Using the listing below, report all lines holding the word "America".

# DATA EXCERPTS
-- Start --

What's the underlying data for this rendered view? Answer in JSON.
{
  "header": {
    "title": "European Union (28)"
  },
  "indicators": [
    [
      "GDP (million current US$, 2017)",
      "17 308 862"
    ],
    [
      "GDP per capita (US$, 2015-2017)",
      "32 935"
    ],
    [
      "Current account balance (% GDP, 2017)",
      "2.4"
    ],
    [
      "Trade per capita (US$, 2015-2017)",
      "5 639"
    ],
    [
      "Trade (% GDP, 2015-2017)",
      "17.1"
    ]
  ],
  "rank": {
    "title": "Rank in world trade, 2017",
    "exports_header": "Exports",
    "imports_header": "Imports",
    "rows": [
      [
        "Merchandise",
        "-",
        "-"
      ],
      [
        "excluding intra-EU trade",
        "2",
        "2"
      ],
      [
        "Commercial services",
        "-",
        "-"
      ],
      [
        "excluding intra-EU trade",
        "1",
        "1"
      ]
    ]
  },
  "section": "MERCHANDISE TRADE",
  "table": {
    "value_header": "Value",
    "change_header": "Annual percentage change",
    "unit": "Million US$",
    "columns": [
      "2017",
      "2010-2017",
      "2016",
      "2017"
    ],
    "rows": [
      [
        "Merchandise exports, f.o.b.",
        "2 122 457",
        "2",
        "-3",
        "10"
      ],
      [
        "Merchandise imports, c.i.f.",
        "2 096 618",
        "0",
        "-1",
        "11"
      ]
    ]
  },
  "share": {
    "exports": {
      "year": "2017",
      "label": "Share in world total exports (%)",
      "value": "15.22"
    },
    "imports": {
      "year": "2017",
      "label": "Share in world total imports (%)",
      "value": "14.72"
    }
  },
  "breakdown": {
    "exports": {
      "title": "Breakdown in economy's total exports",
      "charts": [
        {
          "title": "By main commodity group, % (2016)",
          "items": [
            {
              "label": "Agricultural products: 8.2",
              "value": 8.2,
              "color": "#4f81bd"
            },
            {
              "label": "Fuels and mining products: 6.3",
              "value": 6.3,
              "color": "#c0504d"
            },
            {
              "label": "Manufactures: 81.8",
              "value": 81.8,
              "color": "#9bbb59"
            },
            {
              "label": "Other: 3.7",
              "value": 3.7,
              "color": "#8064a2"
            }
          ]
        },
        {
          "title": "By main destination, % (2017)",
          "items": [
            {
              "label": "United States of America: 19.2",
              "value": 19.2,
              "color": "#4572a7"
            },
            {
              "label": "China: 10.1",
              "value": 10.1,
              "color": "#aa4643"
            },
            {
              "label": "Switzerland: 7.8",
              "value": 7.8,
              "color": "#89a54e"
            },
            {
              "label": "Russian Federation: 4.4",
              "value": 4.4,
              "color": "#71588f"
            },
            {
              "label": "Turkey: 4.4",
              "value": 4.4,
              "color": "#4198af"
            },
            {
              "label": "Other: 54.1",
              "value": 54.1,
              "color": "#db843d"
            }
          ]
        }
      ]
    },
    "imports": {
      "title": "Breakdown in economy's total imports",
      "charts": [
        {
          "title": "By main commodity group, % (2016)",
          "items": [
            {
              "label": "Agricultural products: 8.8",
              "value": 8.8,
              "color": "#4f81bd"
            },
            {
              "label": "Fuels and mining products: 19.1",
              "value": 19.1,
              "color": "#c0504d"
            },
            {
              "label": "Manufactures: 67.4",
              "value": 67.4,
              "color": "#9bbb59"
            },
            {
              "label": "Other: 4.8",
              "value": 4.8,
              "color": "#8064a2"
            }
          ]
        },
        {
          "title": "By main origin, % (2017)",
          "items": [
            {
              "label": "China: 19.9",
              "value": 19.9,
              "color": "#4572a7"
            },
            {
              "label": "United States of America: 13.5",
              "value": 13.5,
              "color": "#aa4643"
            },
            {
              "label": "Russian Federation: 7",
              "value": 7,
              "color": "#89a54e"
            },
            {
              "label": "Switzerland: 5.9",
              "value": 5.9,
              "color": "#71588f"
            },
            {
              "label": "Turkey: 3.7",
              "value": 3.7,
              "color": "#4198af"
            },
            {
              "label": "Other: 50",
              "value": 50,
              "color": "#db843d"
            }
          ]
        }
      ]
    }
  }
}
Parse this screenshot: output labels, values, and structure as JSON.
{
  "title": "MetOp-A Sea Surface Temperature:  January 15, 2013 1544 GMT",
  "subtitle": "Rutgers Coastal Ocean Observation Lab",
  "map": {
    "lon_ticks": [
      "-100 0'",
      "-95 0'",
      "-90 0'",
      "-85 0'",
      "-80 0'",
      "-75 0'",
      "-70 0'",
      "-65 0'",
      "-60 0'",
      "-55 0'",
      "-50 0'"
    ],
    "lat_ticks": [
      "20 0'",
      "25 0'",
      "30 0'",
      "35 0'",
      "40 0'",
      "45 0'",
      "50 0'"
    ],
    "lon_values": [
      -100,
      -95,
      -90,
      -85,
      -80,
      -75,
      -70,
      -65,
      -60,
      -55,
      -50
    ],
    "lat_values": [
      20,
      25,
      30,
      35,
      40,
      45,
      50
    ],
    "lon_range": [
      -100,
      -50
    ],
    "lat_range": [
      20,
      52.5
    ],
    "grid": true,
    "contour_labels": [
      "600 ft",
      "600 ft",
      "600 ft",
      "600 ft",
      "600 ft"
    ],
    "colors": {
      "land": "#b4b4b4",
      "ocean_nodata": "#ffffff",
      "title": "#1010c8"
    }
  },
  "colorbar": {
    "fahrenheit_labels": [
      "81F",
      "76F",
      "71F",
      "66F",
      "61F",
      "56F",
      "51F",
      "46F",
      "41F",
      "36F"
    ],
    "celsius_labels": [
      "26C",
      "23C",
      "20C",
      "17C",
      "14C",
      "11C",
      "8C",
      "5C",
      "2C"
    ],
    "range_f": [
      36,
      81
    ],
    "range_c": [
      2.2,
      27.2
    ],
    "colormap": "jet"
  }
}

-- End --

# SOLVED PROBLEM
              "label": "United States of America: 19.2",
              "label": "United States of America: 13.5",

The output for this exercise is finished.